[Stored items]
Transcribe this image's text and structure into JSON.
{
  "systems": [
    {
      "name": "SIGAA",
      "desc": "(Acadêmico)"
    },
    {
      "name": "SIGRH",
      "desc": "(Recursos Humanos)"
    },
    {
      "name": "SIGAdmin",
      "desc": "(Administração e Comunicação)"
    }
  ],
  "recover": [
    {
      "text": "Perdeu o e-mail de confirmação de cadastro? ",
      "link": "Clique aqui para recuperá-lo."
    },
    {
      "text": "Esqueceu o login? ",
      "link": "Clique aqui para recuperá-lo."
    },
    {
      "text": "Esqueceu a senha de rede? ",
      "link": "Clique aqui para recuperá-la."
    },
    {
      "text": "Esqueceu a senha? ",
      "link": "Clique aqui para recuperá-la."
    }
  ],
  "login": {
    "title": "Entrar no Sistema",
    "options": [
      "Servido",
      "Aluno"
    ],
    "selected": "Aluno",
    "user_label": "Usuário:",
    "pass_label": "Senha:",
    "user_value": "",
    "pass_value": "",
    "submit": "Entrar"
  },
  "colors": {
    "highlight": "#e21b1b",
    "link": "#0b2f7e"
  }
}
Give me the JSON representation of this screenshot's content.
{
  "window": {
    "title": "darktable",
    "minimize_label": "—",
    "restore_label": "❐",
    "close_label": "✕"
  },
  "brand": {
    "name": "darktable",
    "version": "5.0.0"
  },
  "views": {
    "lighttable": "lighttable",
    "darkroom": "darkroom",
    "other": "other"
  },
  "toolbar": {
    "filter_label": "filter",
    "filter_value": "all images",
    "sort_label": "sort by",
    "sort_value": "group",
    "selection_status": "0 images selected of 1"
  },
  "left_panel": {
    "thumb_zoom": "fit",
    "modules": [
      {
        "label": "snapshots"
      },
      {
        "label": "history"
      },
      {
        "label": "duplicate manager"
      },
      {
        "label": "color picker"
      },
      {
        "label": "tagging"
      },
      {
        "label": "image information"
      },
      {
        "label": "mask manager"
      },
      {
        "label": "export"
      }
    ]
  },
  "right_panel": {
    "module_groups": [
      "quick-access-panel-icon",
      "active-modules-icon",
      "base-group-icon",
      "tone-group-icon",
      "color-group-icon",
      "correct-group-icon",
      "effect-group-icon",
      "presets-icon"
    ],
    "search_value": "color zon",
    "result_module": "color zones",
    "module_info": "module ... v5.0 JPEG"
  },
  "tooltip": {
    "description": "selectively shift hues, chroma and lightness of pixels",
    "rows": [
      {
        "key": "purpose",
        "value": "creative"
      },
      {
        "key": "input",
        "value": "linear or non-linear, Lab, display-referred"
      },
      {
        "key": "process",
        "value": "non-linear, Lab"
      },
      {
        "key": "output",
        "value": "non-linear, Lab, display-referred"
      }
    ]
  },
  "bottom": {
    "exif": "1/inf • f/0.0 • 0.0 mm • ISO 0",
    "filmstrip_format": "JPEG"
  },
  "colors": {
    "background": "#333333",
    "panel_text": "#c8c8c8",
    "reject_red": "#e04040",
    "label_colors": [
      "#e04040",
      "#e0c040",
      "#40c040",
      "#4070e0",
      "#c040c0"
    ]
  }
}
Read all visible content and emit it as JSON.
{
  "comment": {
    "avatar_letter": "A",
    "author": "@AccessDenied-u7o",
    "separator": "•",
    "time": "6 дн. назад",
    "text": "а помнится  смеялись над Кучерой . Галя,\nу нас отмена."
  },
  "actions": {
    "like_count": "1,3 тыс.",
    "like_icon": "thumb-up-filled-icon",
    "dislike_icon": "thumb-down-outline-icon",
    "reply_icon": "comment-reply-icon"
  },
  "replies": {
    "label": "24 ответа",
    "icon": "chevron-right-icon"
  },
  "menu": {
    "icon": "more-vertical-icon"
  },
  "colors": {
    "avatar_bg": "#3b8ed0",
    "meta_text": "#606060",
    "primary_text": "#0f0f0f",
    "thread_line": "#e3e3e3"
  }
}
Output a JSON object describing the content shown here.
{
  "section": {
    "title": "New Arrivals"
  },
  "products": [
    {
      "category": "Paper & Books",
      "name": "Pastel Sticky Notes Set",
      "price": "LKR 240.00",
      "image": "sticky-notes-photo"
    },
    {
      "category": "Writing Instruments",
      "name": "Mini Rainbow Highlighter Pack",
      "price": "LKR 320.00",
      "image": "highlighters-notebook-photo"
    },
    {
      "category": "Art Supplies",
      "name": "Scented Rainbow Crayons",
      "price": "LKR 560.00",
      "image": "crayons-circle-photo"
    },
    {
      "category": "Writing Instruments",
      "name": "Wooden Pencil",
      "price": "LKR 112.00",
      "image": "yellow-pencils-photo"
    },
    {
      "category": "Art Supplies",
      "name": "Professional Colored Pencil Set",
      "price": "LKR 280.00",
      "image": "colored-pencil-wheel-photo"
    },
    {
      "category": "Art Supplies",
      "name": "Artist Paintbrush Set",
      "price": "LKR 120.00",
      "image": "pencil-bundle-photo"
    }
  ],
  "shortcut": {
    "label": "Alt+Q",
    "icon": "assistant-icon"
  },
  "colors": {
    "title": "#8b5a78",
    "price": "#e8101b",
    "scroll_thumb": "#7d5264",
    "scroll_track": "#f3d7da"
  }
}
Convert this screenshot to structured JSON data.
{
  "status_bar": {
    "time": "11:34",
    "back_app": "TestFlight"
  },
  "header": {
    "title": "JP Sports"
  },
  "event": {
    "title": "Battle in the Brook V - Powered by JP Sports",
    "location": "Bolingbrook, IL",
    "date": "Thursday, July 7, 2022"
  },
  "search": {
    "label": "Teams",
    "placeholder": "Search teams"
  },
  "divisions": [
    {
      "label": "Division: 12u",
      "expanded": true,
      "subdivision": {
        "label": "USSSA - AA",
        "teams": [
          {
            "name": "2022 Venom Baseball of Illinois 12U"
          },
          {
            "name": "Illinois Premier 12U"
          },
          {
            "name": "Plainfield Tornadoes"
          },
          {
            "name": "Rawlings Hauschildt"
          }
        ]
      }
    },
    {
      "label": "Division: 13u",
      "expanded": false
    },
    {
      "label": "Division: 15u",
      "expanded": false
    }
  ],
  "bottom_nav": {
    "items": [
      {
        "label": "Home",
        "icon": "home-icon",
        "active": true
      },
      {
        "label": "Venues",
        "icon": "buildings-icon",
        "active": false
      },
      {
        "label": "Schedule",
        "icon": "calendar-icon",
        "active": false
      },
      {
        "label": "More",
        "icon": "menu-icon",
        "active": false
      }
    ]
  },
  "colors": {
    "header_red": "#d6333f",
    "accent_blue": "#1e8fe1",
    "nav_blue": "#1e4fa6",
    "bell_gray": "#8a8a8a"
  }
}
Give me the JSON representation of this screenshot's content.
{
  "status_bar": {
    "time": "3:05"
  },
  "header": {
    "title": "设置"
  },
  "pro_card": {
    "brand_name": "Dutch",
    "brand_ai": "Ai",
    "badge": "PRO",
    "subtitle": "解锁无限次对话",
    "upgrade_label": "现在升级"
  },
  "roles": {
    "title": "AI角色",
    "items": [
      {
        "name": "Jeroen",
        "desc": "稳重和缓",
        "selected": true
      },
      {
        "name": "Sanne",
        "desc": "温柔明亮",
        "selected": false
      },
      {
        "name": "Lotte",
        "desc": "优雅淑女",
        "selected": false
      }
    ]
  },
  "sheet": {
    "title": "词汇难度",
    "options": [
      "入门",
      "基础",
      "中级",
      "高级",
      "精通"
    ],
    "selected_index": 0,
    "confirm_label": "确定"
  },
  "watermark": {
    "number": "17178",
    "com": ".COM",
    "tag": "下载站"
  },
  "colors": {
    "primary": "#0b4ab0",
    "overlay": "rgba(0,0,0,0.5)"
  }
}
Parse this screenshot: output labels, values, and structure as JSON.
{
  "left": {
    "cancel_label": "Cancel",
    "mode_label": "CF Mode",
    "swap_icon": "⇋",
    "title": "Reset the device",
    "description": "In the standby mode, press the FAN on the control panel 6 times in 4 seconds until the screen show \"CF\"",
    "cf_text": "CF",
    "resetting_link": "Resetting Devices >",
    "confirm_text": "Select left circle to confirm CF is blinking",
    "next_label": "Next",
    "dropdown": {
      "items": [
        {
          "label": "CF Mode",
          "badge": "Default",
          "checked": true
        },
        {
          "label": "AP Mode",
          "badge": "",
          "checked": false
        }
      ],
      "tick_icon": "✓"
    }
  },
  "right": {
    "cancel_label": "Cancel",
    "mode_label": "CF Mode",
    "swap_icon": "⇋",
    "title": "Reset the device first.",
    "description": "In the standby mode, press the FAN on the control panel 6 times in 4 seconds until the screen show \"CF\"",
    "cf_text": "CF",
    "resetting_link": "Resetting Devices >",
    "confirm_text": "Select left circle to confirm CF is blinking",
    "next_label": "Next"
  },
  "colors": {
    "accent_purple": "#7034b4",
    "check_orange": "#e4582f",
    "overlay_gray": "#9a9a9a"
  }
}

* _Problem requirements_: How many of the lines above include the word "content"? Respond with the number alone.

* _Exercise answer_: 4